• _Prompt_
Copy out each line of the data holding "групп".

• _Extracted information_
# # # #

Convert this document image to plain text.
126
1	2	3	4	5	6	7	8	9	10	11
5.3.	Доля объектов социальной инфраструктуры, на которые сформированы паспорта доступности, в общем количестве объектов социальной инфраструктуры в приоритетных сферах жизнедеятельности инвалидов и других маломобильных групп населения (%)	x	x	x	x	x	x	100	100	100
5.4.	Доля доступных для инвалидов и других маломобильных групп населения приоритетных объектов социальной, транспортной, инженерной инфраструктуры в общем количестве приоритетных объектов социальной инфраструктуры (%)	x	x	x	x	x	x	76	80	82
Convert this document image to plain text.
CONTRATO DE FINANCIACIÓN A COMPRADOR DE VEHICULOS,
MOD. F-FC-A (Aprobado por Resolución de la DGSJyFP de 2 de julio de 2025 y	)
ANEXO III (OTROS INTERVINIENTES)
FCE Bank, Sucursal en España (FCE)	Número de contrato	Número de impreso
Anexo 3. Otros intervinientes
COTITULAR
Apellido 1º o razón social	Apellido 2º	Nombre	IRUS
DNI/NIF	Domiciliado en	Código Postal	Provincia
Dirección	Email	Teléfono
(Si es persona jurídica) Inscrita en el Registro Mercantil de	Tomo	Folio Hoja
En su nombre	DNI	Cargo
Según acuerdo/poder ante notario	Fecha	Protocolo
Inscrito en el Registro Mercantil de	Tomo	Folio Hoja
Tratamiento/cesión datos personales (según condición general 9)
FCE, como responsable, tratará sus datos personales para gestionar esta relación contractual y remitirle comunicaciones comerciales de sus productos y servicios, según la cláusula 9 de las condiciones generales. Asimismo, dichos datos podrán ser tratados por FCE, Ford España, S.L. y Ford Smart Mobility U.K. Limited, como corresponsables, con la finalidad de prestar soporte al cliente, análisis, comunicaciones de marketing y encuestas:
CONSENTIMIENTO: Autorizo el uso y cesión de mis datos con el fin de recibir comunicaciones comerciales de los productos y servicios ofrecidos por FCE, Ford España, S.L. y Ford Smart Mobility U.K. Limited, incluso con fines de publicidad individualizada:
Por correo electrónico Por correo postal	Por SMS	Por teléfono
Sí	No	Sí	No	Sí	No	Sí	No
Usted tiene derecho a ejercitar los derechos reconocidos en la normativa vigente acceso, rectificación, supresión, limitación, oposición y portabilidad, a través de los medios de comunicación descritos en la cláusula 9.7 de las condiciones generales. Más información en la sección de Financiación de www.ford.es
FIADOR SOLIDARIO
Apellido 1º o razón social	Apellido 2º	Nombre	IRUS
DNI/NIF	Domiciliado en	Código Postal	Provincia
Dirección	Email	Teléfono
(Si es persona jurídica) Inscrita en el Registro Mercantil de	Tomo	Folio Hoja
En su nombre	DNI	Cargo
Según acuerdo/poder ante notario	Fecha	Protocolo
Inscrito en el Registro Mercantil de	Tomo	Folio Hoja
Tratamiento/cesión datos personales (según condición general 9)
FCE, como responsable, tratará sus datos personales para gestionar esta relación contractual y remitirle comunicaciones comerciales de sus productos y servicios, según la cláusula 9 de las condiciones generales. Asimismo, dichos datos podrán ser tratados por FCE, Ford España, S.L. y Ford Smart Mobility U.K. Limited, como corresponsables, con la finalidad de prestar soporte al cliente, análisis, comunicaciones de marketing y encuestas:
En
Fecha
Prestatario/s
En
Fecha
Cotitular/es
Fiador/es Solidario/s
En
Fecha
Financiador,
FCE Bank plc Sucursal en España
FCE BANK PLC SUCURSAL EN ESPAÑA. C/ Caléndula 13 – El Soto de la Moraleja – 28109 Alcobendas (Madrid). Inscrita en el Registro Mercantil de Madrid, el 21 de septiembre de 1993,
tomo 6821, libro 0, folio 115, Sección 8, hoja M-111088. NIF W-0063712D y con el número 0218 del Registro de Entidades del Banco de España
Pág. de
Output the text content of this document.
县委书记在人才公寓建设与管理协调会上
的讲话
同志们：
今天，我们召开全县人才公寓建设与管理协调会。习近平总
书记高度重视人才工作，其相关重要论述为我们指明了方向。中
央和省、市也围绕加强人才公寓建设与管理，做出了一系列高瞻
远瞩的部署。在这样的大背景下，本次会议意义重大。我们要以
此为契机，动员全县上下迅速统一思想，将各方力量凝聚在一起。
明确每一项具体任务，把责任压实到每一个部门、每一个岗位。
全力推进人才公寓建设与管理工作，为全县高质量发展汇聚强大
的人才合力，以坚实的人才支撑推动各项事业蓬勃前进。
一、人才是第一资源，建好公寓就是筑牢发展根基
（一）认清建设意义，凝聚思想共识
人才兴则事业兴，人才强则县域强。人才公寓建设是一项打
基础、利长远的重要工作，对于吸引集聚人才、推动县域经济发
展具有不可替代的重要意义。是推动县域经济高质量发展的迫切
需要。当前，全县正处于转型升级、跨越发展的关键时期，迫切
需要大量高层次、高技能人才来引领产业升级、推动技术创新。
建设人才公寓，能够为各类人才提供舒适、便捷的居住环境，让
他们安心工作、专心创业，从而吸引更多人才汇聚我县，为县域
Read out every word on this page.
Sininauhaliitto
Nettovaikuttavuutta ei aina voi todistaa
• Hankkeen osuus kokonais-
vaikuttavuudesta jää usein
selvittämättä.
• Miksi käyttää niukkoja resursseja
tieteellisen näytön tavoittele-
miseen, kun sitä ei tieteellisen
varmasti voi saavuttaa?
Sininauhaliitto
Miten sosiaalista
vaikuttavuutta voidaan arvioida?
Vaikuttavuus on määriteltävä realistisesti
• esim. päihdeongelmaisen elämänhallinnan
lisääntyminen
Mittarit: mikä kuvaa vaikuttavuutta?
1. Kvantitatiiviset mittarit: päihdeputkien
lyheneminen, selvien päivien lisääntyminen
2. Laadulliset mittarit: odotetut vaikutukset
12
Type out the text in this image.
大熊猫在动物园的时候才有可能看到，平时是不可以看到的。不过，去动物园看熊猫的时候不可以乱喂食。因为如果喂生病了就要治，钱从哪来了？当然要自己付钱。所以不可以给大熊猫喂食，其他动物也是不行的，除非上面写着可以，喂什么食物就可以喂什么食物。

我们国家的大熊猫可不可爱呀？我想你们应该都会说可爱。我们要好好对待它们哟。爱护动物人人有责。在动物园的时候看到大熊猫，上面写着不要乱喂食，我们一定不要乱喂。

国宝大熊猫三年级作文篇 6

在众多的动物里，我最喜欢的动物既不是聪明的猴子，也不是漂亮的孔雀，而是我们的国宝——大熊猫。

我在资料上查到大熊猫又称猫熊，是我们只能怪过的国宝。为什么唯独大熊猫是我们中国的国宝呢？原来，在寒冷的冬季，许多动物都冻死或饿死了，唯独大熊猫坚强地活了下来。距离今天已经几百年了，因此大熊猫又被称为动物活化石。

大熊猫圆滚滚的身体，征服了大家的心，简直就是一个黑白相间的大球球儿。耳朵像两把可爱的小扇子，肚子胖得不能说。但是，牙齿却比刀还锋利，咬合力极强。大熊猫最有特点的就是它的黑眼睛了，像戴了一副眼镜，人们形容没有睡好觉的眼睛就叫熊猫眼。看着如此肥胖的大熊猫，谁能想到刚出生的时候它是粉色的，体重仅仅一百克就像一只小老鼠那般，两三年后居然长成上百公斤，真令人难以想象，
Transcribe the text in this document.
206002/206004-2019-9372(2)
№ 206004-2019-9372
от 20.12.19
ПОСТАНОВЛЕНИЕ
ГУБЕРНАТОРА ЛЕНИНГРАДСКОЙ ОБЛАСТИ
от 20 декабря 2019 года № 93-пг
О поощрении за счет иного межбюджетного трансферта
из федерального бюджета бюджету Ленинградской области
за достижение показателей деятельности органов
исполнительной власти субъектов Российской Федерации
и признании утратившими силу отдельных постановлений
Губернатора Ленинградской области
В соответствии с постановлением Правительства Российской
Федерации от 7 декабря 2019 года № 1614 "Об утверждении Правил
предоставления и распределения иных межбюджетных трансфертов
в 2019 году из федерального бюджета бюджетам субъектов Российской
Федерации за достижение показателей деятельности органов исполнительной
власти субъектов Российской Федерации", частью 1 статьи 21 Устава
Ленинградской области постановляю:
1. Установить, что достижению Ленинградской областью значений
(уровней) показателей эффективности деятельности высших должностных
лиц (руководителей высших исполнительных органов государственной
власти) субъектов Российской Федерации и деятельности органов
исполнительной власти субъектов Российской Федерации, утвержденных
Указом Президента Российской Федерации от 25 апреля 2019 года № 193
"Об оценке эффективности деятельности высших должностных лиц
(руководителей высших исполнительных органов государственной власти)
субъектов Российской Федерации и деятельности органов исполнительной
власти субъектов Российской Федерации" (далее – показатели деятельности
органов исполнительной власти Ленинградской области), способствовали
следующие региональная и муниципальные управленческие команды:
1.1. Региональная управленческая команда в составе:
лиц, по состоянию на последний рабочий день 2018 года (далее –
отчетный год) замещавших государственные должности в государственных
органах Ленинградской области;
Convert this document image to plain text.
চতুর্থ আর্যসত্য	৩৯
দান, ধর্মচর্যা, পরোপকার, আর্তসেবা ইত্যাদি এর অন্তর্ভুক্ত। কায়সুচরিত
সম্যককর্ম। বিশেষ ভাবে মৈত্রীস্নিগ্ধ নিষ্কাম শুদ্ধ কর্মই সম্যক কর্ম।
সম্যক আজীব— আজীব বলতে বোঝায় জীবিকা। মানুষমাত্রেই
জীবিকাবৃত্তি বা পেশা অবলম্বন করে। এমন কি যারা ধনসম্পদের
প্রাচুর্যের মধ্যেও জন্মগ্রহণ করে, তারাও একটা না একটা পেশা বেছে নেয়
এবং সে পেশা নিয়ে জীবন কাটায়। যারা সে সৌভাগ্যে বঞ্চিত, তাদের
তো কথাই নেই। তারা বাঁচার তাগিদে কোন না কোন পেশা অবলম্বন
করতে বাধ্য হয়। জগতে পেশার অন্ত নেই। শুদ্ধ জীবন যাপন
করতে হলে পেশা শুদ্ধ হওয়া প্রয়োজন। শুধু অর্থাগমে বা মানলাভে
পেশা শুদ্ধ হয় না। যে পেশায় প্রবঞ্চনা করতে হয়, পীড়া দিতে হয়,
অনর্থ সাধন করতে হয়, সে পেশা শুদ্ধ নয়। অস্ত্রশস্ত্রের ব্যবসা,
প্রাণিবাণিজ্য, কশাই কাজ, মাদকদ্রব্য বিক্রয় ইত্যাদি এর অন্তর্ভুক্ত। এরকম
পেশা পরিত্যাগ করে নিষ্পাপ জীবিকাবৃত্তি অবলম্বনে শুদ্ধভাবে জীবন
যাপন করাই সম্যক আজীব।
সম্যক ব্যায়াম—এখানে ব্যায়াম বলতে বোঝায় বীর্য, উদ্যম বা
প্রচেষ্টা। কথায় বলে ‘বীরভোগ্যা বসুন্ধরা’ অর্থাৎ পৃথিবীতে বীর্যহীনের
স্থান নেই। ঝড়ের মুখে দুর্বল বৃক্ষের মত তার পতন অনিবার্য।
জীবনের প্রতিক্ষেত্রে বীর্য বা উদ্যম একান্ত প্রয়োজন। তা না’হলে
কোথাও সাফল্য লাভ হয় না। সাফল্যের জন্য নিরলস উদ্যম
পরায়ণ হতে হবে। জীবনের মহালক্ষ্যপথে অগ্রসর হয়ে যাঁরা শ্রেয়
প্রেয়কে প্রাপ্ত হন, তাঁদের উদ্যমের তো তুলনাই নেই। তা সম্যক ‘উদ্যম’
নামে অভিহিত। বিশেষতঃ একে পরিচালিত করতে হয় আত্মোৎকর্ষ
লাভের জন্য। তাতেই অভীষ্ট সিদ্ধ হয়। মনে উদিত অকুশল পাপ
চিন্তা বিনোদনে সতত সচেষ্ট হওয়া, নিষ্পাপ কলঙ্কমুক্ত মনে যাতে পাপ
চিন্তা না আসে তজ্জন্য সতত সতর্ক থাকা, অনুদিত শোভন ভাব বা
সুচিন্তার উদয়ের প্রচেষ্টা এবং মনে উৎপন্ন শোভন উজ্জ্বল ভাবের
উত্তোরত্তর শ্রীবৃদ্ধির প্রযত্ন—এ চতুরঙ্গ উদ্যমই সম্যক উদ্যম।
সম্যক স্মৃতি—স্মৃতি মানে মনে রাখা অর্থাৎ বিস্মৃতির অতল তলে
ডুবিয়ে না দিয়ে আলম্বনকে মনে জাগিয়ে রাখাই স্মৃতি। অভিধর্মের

# # # #

• _The completed task_
5.3.	Доля объектов социальной инфраструктуры, на которые сформированы паспорта доступности, в общем количестве объектов социальной инфраструктуры в приоритетных сферах жизнедеятельности инвалидов и других маломобильных групп населения (%)	x	x	x	x	x	x	100	100	100
5.4.	Доля доступных для инвалидов и других маломобильных групп населения приоритетных объектов социальной, транспортной, инженерной инфраструктуры в общем количестве приоритетных объектов социальной инфраструктуры (%)	x	x	x	x	x	x	76	80	82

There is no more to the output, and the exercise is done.